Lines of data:
□ □ □

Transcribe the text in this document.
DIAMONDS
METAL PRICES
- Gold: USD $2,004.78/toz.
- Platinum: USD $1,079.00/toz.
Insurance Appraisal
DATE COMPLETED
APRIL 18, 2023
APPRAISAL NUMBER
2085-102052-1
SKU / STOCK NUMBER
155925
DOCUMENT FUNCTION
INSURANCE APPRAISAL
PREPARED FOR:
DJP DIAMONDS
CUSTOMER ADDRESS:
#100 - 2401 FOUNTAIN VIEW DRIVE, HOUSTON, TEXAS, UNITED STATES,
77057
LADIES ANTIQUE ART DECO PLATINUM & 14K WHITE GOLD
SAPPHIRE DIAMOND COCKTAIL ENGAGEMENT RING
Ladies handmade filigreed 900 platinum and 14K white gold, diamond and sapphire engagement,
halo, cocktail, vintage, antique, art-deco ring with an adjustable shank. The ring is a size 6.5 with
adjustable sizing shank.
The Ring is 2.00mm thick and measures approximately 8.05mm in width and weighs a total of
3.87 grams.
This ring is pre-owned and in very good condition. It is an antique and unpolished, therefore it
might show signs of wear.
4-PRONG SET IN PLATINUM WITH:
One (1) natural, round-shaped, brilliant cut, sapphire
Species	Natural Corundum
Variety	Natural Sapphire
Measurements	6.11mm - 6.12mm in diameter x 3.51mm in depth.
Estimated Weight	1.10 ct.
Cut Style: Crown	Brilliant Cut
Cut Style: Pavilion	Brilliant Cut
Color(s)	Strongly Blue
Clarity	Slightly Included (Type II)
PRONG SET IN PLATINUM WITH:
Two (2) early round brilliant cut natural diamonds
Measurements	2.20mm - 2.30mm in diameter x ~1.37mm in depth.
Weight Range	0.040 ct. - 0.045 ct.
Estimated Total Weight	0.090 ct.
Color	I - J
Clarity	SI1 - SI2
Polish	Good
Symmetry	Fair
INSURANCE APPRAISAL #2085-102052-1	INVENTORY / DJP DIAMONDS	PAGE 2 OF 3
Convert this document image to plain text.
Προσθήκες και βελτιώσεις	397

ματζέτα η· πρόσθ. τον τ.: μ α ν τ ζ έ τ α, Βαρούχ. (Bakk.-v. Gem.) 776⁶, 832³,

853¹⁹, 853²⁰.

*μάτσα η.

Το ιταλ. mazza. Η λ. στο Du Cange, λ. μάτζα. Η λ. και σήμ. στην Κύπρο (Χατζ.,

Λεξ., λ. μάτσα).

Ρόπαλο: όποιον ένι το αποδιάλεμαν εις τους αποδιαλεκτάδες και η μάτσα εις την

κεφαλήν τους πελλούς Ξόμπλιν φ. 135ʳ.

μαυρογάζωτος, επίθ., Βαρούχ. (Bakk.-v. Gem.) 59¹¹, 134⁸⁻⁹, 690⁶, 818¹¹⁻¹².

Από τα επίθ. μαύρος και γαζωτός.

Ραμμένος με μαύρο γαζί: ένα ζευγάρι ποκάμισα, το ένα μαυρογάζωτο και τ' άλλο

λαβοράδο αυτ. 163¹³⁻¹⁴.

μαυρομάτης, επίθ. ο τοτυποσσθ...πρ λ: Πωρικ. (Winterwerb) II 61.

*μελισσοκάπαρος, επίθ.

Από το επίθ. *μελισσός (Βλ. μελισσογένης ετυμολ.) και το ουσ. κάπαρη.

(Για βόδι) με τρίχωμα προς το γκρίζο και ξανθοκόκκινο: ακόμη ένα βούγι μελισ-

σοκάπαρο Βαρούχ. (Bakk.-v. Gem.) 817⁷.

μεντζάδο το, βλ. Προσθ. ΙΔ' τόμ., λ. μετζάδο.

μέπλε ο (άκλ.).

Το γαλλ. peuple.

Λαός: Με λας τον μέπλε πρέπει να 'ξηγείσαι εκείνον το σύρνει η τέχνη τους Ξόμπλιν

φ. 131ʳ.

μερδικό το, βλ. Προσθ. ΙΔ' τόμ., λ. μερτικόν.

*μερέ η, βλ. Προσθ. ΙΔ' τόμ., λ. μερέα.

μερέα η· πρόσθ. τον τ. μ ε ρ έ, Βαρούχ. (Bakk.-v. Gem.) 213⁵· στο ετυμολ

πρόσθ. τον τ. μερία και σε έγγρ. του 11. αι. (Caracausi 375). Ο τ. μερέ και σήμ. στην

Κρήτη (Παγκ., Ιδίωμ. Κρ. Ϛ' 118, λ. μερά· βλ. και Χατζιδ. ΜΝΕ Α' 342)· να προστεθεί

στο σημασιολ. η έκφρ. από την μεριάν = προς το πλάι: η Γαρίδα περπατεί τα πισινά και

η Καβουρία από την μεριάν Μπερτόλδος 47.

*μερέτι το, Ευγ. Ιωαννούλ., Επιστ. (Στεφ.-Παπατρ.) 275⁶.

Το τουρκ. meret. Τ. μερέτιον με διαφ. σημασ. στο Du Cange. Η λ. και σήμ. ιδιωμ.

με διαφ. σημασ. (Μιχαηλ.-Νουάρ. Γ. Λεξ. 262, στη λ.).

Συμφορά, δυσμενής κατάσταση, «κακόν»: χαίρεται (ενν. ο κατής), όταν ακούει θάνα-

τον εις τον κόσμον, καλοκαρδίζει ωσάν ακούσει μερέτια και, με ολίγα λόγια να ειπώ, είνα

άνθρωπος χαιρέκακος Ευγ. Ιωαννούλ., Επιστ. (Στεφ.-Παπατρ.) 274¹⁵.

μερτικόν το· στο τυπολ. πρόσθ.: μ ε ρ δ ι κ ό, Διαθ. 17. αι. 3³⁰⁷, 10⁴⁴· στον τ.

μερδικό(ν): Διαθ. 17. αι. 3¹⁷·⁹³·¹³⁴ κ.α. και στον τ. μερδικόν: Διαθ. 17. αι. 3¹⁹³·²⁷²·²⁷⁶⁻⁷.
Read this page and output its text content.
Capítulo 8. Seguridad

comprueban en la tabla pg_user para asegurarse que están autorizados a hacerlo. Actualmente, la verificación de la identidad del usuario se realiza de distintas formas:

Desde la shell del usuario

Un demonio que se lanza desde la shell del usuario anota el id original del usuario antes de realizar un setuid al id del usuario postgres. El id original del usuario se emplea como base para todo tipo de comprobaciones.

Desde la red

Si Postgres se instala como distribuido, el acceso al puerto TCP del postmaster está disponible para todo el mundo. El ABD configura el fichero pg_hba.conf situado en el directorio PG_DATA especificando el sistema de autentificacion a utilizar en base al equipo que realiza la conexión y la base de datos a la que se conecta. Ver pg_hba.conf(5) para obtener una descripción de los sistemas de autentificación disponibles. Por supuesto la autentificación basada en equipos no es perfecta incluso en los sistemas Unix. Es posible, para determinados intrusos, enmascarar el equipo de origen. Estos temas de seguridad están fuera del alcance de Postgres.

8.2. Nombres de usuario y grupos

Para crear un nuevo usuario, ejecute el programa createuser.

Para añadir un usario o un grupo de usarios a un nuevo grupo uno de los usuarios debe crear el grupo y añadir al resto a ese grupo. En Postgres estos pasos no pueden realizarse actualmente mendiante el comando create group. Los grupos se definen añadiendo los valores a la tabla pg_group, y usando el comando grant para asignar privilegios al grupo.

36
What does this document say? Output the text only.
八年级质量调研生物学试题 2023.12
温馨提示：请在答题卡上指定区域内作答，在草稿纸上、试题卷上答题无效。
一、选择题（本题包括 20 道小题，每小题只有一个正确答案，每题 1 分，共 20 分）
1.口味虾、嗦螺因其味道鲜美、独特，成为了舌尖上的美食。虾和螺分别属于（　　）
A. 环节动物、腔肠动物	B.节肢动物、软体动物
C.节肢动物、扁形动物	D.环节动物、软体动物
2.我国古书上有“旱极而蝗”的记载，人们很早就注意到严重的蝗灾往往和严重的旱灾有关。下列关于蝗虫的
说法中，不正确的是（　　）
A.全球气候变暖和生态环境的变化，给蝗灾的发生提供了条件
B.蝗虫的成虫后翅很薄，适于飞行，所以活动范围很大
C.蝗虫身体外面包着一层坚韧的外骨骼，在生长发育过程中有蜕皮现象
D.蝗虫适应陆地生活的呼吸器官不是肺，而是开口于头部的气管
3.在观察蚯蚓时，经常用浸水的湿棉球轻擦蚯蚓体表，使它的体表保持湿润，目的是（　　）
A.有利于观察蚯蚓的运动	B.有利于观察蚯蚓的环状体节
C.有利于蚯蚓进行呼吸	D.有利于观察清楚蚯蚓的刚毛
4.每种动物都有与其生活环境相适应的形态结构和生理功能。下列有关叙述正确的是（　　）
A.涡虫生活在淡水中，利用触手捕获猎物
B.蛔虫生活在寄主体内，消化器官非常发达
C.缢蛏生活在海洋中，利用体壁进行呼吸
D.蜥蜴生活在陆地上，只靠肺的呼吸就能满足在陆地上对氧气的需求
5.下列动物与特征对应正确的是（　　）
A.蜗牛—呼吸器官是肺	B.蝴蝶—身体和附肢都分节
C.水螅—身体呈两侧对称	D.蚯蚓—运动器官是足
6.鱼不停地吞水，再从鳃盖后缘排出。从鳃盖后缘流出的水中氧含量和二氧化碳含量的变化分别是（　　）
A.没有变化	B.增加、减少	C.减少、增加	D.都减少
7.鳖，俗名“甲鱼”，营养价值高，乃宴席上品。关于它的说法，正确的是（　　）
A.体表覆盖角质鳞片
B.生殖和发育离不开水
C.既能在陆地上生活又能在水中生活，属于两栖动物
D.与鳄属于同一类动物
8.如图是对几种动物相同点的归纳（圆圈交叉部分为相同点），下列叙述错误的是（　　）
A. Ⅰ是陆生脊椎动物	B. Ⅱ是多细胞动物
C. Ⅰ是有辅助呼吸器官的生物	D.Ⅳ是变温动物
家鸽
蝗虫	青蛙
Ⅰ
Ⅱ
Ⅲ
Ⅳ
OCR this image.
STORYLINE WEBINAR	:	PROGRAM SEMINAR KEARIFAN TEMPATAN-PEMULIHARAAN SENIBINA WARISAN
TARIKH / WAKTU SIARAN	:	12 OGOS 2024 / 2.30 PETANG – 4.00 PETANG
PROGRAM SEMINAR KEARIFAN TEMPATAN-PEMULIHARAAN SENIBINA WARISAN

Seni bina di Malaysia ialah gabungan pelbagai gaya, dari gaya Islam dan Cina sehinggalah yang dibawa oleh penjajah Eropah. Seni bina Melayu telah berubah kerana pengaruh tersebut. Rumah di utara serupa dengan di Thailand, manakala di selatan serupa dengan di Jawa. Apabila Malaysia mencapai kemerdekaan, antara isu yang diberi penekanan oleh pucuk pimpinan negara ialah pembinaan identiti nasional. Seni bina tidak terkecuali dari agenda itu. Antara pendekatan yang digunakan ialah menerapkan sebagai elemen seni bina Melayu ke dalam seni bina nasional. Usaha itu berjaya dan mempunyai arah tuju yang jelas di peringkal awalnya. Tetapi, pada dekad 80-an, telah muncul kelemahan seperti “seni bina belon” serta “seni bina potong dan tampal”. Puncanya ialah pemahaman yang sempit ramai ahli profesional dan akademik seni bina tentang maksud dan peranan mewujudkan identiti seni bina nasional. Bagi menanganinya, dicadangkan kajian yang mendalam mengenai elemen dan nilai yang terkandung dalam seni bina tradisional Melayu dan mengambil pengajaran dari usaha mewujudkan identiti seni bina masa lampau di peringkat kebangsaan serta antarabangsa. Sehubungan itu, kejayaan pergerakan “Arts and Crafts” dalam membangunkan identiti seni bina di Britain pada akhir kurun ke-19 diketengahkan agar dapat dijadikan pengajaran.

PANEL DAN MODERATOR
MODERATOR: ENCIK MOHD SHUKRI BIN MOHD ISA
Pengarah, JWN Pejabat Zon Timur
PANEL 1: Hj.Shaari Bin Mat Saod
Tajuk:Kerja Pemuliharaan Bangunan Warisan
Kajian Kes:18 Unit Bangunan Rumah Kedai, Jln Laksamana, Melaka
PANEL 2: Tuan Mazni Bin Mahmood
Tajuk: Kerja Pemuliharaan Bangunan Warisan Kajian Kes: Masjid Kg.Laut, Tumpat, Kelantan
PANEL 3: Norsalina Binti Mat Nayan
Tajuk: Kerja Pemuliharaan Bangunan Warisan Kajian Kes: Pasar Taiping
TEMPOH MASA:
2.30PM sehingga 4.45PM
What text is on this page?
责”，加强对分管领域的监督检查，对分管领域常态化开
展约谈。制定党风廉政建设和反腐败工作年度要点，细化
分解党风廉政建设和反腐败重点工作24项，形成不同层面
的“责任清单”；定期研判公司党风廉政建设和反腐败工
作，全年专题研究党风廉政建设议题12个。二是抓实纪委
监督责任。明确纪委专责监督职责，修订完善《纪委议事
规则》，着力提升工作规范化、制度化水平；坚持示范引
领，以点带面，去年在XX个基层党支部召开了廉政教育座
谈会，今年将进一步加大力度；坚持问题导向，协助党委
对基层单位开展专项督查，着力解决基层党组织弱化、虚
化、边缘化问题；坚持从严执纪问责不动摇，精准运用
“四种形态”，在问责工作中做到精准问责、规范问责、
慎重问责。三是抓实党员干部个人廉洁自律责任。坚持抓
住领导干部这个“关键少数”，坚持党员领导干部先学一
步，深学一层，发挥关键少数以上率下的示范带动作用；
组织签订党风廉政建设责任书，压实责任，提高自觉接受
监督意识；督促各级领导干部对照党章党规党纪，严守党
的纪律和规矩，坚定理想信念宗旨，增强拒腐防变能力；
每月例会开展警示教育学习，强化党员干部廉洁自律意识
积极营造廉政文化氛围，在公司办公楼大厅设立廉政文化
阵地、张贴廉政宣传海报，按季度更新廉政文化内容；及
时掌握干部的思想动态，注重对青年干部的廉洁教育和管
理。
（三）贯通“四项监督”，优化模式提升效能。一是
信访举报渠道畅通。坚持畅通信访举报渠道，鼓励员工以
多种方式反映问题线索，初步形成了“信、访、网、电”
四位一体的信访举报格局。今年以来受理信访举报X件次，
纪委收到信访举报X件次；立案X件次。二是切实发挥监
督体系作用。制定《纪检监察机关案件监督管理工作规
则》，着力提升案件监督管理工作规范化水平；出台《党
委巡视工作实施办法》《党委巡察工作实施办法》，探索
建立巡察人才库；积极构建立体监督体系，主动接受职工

□ □ □

# YOUR TASK
Read the data above and count the lines that include "环节动物". Answer only with the count.

# OUTPUT
2